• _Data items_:
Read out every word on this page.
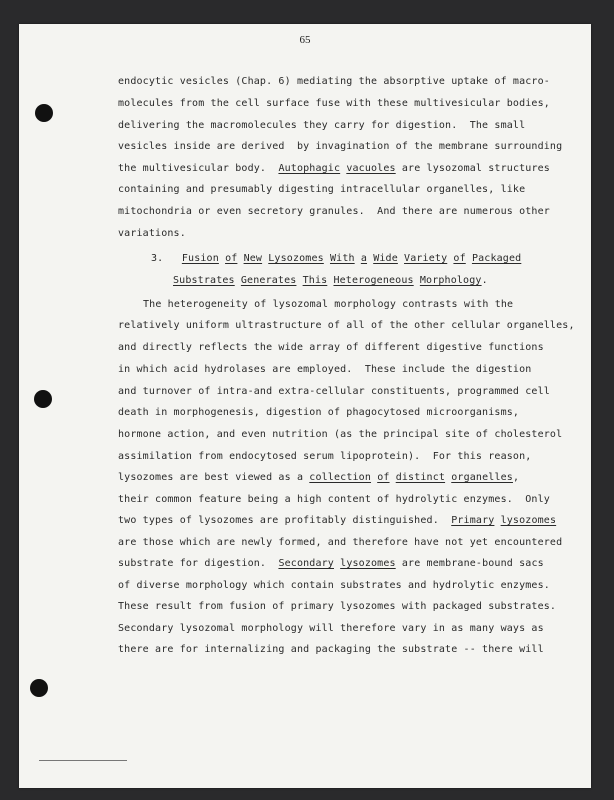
65
endocytic vesicles (Chap. 6) mediating the absorptive uptake of macro-
molecules from the cell surface fuse with these multivesicular bodies,
delivering the macromolecules they carry for digestion.  The small
vesicles inside are derived  by invagination of the membrane surrounding
the multivesicular body.  Autophagic vacuoles are lysozomal structures
containing and presumably digesting intracellular organelles, like
mitochondria or even secretory granules.  And there are numerous other
variations.
3.   Fusion of New Lysozomes With a Wide Variety of Packaged
Substrates Generates This Heterogeneous Morphology.
The heterogeneity of lysozomal morphology contrasts with the
relatively uniform ultrastructure of all of the other cellular organelles,
and directly reflects the wide array of different digestive functions
in which acid hydrolases are employed.  These include the digestion
and turnover of intra-and extra-cellular constituents, programmed cell
death in morphogenesis, digestion of phagocytosed microorganisms,
hormone action, and even nutrition (as the principal site of cholesterol
assimilation from endocytosed serum lipoprotein).  For this reason,
lysozomes are best viewed as a collection of distinct organelles,
their common feature being a high content of hydrolytic enzymes.  Only
two types of lysozomes are profitably distinguished.  Primary lysozomes
are those which are newly formed, and therefore have not yet encountered
substrate for digestion.  Secondary lysozomes are membrane-bound sacs
of diverse morphology which contain substrates and hydrolytic enzymes.
These result from fusion of primary lysozomes with packaged substrates.
Secondary lysozomal morphology will therefore vary in as many ways as
there are for internalizing and packaging the substrate -- there will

• _Instructions to follow_: Search the entries for the string "therefore" and collect each line that has it.

• _Written answer_:
are those which are newly formed, and therefore have not yet encountered
Secondary lysozomal morphology will therefore vary in as many ways as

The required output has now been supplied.